== Exercise instructions ==
Quote all of the entries word for word.

(Records contained in a dataset)
┌──
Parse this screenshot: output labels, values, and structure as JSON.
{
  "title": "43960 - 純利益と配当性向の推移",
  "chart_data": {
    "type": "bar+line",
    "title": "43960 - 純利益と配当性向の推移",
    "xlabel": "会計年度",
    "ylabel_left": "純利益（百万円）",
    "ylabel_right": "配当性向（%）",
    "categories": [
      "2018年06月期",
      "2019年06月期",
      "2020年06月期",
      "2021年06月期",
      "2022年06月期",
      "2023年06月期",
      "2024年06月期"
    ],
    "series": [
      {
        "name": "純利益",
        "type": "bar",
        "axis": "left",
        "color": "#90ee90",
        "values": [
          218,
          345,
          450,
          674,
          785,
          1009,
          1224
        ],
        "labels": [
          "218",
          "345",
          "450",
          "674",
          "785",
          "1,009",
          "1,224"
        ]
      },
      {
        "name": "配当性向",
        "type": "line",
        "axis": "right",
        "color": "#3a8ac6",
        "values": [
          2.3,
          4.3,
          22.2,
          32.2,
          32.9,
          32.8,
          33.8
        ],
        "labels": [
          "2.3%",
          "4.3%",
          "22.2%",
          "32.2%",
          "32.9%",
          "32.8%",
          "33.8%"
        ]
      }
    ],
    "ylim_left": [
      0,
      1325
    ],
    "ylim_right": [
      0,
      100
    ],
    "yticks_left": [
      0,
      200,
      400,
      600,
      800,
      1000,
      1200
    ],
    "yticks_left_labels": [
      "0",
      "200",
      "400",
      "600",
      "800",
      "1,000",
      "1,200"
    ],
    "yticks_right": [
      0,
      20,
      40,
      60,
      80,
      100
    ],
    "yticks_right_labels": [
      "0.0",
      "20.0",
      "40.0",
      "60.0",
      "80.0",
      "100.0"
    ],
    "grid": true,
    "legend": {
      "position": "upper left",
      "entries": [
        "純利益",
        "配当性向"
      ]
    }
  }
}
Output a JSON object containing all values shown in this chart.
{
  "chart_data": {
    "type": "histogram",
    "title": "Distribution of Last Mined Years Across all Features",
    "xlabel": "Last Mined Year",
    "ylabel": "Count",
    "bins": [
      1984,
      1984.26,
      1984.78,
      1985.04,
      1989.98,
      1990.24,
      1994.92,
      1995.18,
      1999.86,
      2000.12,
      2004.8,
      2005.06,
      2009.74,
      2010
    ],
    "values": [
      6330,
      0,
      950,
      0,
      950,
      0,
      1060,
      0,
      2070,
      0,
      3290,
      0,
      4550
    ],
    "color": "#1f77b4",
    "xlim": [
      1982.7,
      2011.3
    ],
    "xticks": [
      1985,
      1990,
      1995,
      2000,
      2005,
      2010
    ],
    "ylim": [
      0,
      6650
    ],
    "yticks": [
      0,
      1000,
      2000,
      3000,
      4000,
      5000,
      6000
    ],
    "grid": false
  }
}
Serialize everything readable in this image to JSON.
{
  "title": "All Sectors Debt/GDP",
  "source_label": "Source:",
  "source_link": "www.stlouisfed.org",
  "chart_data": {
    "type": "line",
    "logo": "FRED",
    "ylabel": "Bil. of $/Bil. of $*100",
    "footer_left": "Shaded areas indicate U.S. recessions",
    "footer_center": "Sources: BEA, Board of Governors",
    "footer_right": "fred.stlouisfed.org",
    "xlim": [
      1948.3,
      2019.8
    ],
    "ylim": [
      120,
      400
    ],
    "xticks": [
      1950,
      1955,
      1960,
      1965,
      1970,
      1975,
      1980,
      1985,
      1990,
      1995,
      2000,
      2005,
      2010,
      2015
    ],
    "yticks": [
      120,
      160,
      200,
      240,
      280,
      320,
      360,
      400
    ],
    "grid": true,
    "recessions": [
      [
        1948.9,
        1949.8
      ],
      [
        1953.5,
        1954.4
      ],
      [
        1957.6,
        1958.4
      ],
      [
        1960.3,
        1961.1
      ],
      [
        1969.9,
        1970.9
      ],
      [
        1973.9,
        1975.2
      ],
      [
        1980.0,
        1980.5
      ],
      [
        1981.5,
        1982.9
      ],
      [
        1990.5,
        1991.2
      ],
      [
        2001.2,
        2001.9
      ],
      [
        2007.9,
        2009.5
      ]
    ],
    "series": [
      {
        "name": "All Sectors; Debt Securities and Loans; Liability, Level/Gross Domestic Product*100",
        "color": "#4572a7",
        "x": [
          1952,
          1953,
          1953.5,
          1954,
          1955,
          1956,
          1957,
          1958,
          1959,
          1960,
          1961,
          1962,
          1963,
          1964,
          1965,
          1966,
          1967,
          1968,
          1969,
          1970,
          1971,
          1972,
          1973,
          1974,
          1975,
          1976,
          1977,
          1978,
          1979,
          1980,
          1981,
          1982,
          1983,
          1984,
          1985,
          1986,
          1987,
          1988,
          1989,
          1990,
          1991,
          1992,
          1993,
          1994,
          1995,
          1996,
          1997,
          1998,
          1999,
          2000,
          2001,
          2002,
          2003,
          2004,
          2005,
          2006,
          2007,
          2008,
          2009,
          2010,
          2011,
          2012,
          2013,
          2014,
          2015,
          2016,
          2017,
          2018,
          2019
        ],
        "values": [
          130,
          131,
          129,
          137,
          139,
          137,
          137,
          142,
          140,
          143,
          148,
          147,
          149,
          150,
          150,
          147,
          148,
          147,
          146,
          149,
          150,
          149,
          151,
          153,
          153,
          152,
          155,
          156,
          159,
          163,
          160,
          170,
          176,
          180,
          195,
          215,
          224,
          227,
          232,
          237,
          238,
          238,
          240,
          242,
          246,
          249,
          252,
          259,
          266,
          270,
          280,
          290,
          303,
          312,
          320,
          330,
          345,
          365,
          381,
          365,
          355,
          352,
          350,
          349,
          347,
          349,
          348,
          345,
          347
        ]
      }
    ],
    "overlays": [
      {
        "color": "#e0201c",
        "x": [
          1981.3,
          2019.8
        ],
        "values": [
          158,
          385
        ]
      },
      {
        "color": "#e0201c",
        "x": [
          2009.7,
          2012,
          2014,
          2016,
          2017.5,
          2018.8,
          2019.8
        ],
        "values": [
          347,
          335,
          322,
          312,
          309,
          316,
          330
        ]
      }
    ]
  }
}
└──
== Solution ==
Parse this screenshot: output labels, values, and structure as JSON.
{
  "title": "43960 - 純利益と配当性向の推移",
  "chart_data": {
    "type": "bar+line",
    "title": "43960 - 純利益と配当性向の推移",
    "xlabel": "会計年度",
    "ylabel_left": "純利益（百万円）",
    "ylabel_right": "配当性向（%）",
    "categories": [
      "2018年06月期",
      "2019年06月期",
      "2020年06月期",
      "2021年06月期",
      "2022年06月期",
      "2023年06月期",
      "2024年06月期"
    ],
    "series": [
      {
        "name": "純利益",
        "type": "bar",
        "axis": "left",
        "color": "#90ee90",
        "values": [
          218,
          345,
          450,
          674,
          785,
          1009,
          1224
        ],
        "labels": [
          "218",
          "345",
          "450",
          "674",
          "785",
          "1,009",
          "1,224"
        ]
      },
      {
        "name": "配当性向",
        "type": "line",
        "axis": "right",
        "color": "#3a8ac6",
        "values": [
          2.3,
          4.3,
          22.2,
          32.2,
          32.9,
          32.8,
          33.8
        ],
        "labels": [
          "2.3%",
          "4.3%",
          "22.2%",
          "32.2%",
          "32.9%",
          "32.8%",
          "33.8%"
        ]
      }
    ],
    "ylim_left": [
      0,
      1325
    ],
    "ylim_right": [
      0,
      100
    ],
    "yticks_left": [
      0,
      200,
      400,
      600,
      800,
      1000,
      1200
    ],
    "yticks_left_labels": [
      "0",
      "200",
      "400",
      "600",
      "800",
      "1,000",
      "1,200"
    ],
    "yticks_right": [
      0,
      20,
      40,
      60,
      80,
      100
    ],
    "yticks_right_labels": [
      "0.0",
      "20.0",
      "40.0",
      "60.0",
      "80.0",
      "100.0"
    ],
    "grid": true,
    "legend": {
      "position": "upper left",
      "entries": [
        "純利益",
        "配当性向"
      ]
    }
  }
}
Output a JSON object containing all values shown in this chart.
{
  "chart_data": {
    "type": "histogram",
    "title": "Distribution of Last Mined Years Across all Features",
    "xlabel": "Last Mined Year",
    "ylabel": "Count",
    "bins": [
      1984,
      1984.26,
      1984.78,
      1985.04,
      1989.98,
      1990.24,
      1994.92,
      1995.18,
      1999.86,
      2000.12,
      2004.8,
      2005.06,
      2009.74,
      2010
    ],
    "values": [
      6330,
      0,
      950,
      0,
      950,
      0,
      1060,
      0,
      2070,
      0,
      3290,
      0,
      4550
    ],
    "color": "#1f77b4",
    "xlim": [
      1982.7,
      2011.3
    ],
    "xticks": [
      1985,
      1990,
      1995,
      2000,
      2005,
      2010
    ],
    "ylim": [
      0,
      6650
    ],
    "yticks": [
      0,
      1000,
      2000,
      3000,
      4000,
      5000,
      6000
    ],
    "grid": false
  }
}
Serialize everything readable in this image to JSON.
{
  "title": "All Sectors Debt/GDP",
  "source_label": "Source:",
  "source_link": "www.stlouisfed.org",
  "chart_data": {
    "type": "line",
    "logo": "FRED",
    "ylabel": "Bil. of $/Bil. of $*100",
    "footer_left": "Shaded areas indicate U.S. recessions",
    "footer_center": "Sources: BEA, Board of Governors",
    "footer_right": "fred.stlouisfed.org",
    "xlim": [
      1948.3,
      2019.8
    ],
    "ylim": [
      120,
      400
    ],
    "xticks": [
      1950,
      1955,
      1960,
      1965,
      1970,
      1975,
      1980,
      1985,
      1990,
      1995,
      2000,
      2005,
      2010,
      2015
    ],
    "yticks": [
      120,
      160,
      200,
      240,
      280,
      320,
      360,
      400
    ],
    "grid": true,
    "recessions": [
      [
        1948.9,
        1949.8
      ],
      [
        1953.5,
        1954.4
      ],
      [
        1957.6,
        1958.4
      ],
      [
        1960.3,
        1961.1
      ],
      [
        1969.9,
        1970.9
      ],
      [
        1973.9,
        1975.2
      ],
      [
        1980.0,
        1980.5
      ],
      [
        1981.5,
        1982.9
      ],
      [
        1990.5,
        1991.2
      ],
      [
        2001.2,
        2001.9
      ],
      [
        2007.9,
        2009.5
      ]
    ],
    "series": [
      {
        "name": "All Sectors; Debt Securities and Loans; Liability, Level/Gross Domestic Product*100",
        "color": "#4572a7",
        "x": [
          1952,
          1953,
          1953.5,
          1954,
          1955,
          1956,
          1957,
          1958,
          1959,
          1960,
          1961,
          1962,
          1963,
          1964,
          1965,
          1966,
          1967,
          1968,
          1969,
          1970,
          1971,
          1972,
          1973,
          1974,
          1975,
          1976,
          1977,
          1978,
          1979,
          1980,
          1981,
          1982,
          1983,
          1984,
          1985,
          1986,
          1987,
          1988,
          1989,
          1990,
          1991,
          1992,
          1993,
          1994,
          1995,
          1996,
          1997,
          1998,
          1999,
          2000,
          2001,
          2002,
          2003,
          2004,
          2005,
          2006,
          2007,
          2008,
          2009,
          2010,
          2011,
          2012,
          2013,
          2014,
          2015,
          2016,
          2017,
          2018,
          2019
        ],
        "values": [
          130,
          131,
          129,
          137,
          139,
          137,
          137,
          142,
          140,
          143,
          148,
          147,
          149,
          150,
          150,
          147,
          148,
          147,
          146,
          149,
          150,
          149,
          151,
          153,
          153,
          152,
          155,
          156,
          159,
          163,
          160,
          170,
          176,
          180,
          195,
          215,
          224,
          227,
          232,
          237,
          238,
          238,
          240,
          242,
          246,
          249,
          252,
          259,
          266,
          270,
          280,
          290,
          303,
          312,
          320,
          330,
          345,
          365,
          381,
          365,
          355,
          352,
          350,
          349,
          347,
          349,
          348,
          345,
          347
        ]
      }
    ],
    "overlays": [
      {
        "color": "#e0201c",
        "x": [
          1981.3,
          2019.8
        ],
        "values": [
          158,
          385
        ]
      },
      {
        "color": "#e0201c",
        "x": [
          2009.7,
          2012,
          2014,
          2016,
          2017.5,
          2018.8,
          2019.8
        ],
        "values": [
          347,
          335,
          322,
          312,
          309,
          316,
          330
        ]
      }
    ]
  }
}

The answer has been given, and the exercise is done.